GIVEN TASK: Gather all lines in the data that hold the string "What".

"""

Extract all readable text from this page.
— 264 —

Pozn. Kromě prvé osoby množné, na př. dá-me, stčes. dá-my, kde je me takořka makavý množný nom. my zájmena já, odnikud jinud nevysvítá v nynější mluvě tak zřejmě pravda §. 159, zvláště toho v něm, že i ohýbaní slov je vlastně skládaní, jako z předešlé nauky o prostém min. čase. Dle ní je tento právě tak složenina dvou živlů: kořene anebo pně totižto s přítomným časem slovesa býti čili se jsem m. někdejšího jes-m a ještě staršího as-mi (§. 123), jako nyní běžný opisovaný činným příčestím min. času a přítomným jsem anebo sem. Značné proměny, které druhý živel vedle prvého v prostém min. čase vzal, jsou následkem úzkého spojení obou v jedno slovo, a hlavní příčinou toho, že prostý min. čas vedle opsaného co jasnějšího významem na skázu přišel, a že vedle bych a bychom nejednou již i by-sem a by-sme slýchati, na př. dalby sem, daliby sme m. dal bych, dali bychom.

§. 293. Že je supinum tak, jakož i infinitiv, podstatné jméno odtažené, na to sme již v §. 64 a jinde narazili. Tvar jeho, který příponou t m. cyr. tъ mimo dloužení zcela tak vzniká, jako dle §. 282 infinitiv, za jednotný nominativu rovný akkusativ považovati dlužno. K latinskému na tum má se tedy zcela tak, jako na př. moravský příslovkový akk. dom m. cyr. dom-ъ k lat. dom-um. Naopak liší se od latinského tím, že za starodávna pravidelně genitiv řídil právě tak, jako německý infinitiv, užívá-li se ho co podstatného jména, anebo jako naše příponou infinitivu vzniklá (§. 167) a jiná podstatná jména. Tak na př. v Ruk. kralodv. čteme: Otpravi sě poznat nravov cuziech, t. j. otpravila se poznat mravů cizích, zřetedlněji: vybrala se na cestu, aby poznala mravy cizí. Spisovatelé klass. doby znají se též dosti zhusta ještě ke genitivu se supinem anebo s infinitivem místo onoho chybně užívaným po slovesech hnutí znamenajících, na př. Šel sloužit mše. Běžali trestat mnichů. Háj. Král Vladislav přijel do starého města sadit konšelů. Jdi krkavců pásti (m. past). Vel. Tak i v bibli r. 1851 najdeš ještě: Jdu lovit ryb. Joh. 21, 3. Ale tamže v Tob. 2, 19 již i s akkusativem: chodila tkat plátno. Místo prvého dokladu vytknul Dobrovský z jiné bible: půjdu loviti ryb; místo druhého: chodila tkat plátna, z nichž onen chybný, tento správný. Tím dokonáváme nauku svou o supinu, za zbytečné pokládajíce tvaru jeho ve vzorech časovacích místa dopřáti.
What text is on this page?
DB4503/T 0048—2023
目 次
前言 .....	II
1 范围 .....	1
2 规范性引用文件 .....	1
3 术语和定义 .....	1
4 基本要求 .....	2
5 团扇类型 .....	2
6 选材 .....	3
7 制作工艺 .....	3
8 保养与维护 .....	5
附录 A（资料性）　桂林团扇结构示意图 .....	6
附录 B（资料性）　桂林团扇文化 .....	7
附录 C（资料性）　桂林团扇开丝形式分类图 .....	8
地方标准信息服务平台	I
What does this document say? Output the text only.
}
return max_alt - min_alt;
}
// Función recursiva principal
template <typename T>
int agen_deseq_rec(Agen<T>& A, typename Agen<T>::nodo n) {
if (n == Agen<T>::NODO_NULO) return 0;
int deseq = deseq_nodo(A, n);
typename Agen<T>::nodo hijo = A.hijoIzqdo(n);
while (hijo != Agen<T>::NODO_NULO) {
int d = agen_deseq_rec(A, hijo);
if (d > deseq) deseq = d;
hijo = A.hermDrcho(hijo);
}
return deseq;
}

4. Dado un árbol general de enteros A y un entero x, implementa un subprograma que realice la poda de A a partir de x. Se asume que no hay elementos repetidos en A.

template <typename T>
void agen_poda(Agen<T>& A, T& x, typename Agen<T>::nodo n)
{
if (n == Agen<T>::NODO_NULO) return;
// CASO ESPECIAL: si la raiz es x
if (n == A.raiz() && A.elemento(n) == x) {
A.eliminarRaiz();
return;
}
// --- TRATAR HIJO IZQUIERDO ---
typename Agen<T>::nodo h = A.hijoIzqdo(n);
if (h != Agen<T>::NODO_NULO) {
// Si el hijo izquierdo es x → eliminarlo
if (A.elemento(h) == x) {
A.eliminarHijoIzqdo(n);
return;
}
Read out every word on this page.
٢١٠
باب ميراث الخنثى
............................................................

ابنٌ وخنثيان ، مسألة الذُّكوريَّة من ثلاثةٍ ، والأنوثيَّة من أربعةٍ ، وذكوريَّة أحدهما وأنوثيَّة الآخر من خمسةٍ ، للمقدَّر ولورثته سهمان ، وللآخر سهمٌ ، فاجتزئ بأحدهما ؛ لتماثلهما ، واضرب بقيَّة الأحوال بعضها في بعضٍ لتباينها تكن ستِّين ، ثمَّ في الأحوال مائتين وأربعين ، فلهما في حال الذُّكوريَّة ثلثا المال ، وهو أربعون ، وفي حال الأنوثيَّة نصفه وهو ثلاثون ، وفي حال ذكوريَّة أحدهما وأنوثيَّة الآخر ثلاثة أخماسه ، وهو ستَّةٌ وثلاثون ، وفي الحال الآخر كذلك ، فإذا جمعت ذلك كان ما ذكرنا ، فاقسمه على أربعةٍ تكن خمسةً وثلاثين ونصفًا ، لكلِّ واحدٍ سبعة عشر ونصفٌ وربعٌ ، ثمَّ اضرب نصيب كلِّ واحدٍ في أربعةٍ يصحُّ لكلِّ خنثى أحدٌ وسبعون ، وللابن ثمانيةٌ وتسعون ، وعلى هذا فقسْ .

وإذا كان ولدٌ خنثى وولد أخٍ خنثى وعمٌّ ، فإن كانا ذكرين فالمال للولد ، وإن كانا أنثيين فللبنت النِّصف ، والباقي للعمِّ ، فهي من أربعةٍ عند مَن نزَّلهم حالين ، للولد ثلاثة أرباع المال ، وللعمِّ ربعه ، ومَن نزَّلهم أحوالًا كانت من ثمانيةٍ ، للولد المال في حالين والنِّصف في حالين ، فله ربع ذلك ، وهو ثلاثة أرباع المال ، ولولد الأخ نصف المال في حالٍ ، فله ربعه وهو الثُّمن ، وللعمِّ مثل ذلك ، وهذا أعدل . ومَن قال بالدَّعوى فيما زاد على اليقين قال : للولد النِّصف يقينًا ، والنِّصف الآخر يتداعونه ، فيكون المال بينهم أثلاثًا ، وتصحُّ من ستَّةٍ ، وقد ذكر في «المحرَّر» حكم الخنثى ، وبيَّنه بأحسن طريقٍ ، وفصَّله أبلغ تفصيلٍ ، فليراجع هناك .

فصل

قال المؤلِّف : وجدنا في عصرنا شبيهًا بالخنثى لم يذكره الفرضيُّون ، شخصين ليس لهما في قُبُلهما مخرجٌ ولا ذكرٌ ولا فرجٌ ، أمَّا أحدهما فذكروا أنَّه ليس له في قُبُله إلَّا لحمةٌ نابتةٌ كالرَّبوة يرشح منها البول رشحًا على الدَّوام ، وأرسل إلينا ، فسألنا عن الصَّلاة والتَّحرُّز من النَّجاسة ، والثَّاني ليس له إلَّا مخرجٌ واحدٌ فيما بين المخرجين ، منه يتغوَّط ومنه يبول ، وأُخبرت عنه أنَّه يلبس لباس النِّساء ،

"""

WORKED SOLUTION:
What text is on this page?
What does this document say? Output the text only.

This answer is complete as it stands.